Task input:
▽
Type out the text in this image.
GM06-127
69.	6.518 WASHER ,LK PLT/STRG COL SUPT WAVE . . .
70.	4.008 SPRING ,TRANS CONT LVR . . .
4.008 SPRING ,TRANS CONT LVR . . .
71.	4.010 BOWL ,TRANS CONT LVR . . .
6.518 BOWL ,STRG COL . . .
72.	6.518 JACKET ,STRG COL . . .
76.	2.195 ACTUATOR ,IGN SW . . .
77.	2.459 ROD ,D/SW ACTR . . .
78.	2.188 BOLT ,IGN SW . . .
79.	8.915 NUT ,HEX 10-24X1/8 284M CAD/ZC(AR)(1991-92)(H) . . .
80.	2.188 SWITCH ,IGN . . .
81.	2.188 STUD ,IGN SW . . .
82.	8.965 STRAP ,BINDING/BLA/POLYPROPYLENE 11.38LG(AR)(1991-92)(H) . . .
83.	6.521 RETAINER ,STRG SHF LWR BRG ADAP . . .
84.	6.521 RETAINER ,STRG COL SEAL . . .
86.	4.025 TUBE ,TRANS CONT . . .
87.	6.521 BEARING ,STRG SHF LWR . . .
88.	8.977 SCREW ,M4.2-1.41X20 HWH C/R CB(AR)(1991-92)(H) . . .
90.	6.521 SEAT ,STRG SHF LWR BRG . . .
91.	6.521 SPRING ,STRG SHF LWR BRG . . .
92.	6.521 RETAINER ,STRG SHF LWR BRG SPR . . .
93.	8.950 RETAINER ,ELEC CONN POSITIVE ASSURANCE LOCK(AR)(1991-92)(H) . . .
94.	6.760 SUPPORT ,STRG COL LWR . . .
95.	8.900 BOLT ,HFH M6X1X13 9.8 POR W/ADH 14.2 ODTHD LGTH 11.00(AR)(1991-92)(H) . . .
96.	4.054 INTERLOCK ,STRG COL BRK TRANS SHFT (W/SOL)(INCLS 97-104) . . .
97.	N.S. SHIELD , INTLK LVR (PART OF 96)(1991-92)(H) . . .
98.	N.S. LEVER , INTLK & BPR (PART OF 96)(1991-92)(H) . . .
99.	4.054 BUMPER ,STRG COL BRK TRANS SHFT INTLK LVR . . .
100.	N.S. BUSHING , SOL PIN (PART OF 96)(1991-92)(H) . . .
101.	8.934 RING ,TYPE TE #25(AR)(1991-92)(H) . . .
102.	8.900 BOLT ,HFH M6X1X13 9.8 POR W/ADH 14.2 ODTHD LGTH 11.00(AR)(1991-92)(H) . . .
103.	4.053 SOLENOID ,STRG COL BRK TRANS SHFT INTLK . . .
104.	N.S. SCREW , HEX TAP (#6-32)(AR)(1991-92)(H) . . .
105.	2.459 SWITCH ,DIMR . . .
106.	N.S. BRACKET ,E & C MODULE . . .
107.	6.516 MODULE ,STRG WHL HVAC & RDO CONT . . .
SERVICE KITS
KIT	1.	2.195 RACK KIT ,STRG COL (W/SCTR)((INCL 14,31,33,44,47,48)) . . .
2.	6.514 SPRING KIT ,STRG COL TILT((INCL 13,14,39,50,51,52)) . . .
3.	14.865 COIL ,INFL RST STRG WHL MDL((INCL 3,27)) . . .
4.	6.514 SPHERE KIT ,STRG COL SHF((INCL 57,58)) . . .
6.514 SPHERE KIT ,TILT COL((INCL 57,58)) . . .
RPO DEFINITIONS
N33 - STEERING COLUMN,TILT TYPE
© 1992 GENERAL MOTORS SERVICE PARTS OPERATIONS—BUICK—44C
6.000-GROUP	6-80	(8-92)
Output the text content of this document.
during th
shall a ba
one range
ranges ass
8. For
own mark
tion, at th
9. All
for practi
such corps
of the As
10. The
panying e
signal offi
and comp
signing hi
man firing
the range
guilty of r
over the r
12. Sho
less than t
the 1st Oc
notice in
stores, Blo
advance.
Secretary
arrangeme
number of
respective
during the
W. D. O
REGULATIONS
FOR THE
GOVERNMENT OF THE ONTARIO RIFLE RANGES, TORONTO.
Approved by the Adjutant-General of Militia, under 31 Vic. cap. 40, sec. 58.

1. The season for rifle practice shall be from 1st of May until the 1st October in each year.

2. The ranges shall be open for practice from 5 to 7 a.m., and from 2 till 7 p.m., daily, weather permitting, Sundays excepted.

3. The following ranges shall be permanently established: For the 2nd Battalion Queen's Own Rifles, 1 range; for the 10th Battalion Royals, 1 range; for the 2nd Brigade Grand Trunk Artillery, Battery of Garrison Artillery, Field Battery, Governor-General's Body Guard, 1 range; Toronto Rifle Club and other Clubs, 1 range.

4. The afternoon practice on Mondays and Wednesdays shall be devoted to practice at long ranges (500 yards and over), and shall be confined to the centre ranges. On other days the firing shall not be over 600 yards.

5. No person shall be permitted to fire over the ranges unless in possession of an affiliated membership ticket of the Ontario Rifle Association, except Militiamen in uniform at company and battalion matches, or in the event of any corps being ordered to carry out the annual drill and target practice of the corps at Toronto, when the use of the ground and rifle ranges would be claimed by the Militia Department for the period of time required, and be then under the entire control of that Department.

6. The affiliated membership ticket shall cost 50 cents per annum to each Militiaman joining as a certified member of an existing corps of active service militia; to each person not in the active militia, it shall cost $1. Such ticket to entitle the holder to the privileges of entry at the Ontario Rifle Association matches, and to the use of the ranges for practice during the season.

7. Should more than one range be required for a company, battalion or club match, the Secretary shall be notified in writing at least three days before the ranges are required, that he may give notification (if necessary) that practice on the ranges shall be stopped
△
What needs to be done: Every entry should be printed again exactly as written.

Response to the task:
Type out the text in this image.
GM06-127
69.	6.518 WASHER ,LK PLT/STRG COL SUPT WAVE . . .
70.	4.008 SPRING ,TRANS CONT LVR . . .
4.008 SPRING ,TRANS CONT LVR . . .
71.	4.010 BOWL ,TRANS CONT LVR . . .
6.518 BOWL ,STRG COL . . .
72.	6.518 JACKET ,STRG COL . . .
76.	2.195 ACTUATOR ,IGN SW . . .
77.	2.459 ROD ,D/SW ACTR . . .
78.	2.188 BOLT ,IGN SW . . .
79.	8.915 NUT ,HEX 10-24X1/8 284M CAD/ZC(AR)(1991-92)(H) . . .
80.	2.188 SWITCH ,IGN . . .
81.	2.188 STUD ,IGN SW . . .
82.	8.965 STRAP ,BINDING/BLA/POLYPROPYLENE 11.38LG(AR)(1991-92)(H) . . .
83.	6.521 RETAINER ,STRG SHF LWR BRG ADAP . . .
84.	6.521 RETAINER ,STRG COL SEAL . . .
86.	4.025 TUBE ,TRANS CONT . . .
87.	6.521 BEARING ,STRG SHF LWR . . .
88.	8.977 SCREW ,M4.2-1.41X20 HWH C/R CB(AR)(1991-92)(H) . . .
90.	6.521 SEAT ,STRG SHF LWR BRG . . .
91.	6.521 SPRING ,STRG SHF LWR BRG . . .
92.	6.521 RETAINER ,STRG SHF LWR BRG SPR . . .
93.	8.950 RETAINER ,ELEC CONN POSITIVE ASSURANCE LOCK(AR)(1991-92)(H) . . .
94.	6.760 SUPPORT ,STRG COL LWR . . .
95.	8.900 BOLT ,HFH M6X1X13 9.8 POR W/ADH 14.2 ODTHD LGTH 11.00(AR)(1991-92)(H) . . .
96.	4.054 INTERLOCK ,STRG COL BRK TRANS SHFT (W/SOL)(INCLS 97-104) . . .
97.	N.S. SHIELD , INTLK LVR (PART OF 96)(1991-92)(H) . . .
98.	N.S. LEVER , INTLK & BPR (PART OF 96)(1991-92)(H) . . .
99.	4.054 BUMPER ,STRG COL BRK TRANS SHFT INTLK LVR . . .
100.	N.S. BUSHING , SOL PIN (PART OF 96)(1991-92)(H) . . .
101.	8.934 RING ,TYPE TE #25(AR)(1991-92)(H) . . .
102.	8.900 BOLT ,HFH M6X1X13 9.8 POR W/ADH 14.2 ODTHD LGTH 11.00(AR)(1991-92)(H) . . .
103.	4.053 SOLENOID ,STRG COL BRK TRANS SHFT INTLK . . .
104.	N.S. SCREW , HEX TAP (#6-32)(AR)(1991-92)(H) . . .
105.	2.459 SWITCH ,DIMR . . .
106.	N.S. BRACKET ,E & C MODULE . . .
107.	6.516 MODULE ,STRG WHL HVAC & RDO CONT . . .
SERVICE KITS
KIT	1.	2.195 RACK KIT ,STRG COL (W/SCTR)((INCL 14,31,33,44,47,48)) . . .
2.	6.514 SPRING KIT ,STRG COL TILT((INCL 13,14,39,50,51,52)) . . .
3.	14.865 COIL ,INFL RST STRG WHL MDL((INCL 3,27)) . . .
4.	6.514 SPHERE KIT ,STRG COL SHF((INCL 57,58)) . . .
6.514 SPHERE KIT ,TILT COL((INCL 57,58)) . . .
RPO DEFINITIONS
N33 - STEERING COLUMN,TILT TYPE
© 1992 GENERAL MOTORS SERVICE PARTS OPERATIONS—BUICK—44C
6.000-GROUP	6-80	(8-92)
Output the text content of this document.
during th
shall a ba
one range
ranges ass
8. For
own mark
tion, at th
9. All
for practi
such corps
of the As
10. The
panying e
signal offi
and comp
signing hi
man firing
the range
guilty of r
over the r
12. Sho
less than t
the 1st Oc
notice in
stores, Blo
advance.
Secretary
arrangeme
number of
respective
during the
W. D. O
REGULATIONS
FOR THE
GOVERNMENT OF THE ONTARIO RIFLE RANGES, TORONTO.
Approved by the Adjutant-General of Militia, under 31 Vic. cap. 40, sec. 58.

1. The season for rifle practice shall be from 1st of May until the 1st October in each year.

2. The ranges shall be open for practice from 5 to 7 a.m., and from 2 till 7 p.m., daily, weather permitting, Sundays excepted.

3. The following ranges shall be permanently established: For the 2nd Battalion Queen's Own Rifles, 1 range; for the 10th Battalion Royals, 1 range; for the 2nd Brigade Grand Trunk Artillery, Battery of Garrison Artillery, Field Battery, Governor-General's Body Guard, 1 range; Toronto Rifle Club and other Clubs, 1 range.

4. The afternoon practice on Mondays and Wednesdays shall be devoted to practice at long ranges (500 yards and over), and shall be confined to the centre ranges. On other days the firing shall not be over 600 yards.

5. No person shall be permitted to fire over the ranges unless in possession of an affiliated membership ticket of the Ontario Rifle Association, except Militiamen in uniform at company and battalion matches, or in the event of any corps being ordered to carry out the annual drill and target practice of the corps at Toronto, when the use of the ground and rifle ranges would be claimed by the Militia Department for the period of time required, and be then under the entire control of that Department.

6. The affiliated membership ticket shall cost 50 cents per annum to each Militiaman joining as a certified member of an existing corps of active service militia; to each person not in the active militia, it shall cost $1. Such ticket to entitle the holder to the privileges of entry at the Ontario Rifle Association matches, and to the use of the ranges for practice during the season.

7. Should more than one range be required for a company, battalion or club match, the Secretary shall be notified in writing at least three days before the ranges are required, that he may give notification (if necessary) that practice on the ranges shall be stopped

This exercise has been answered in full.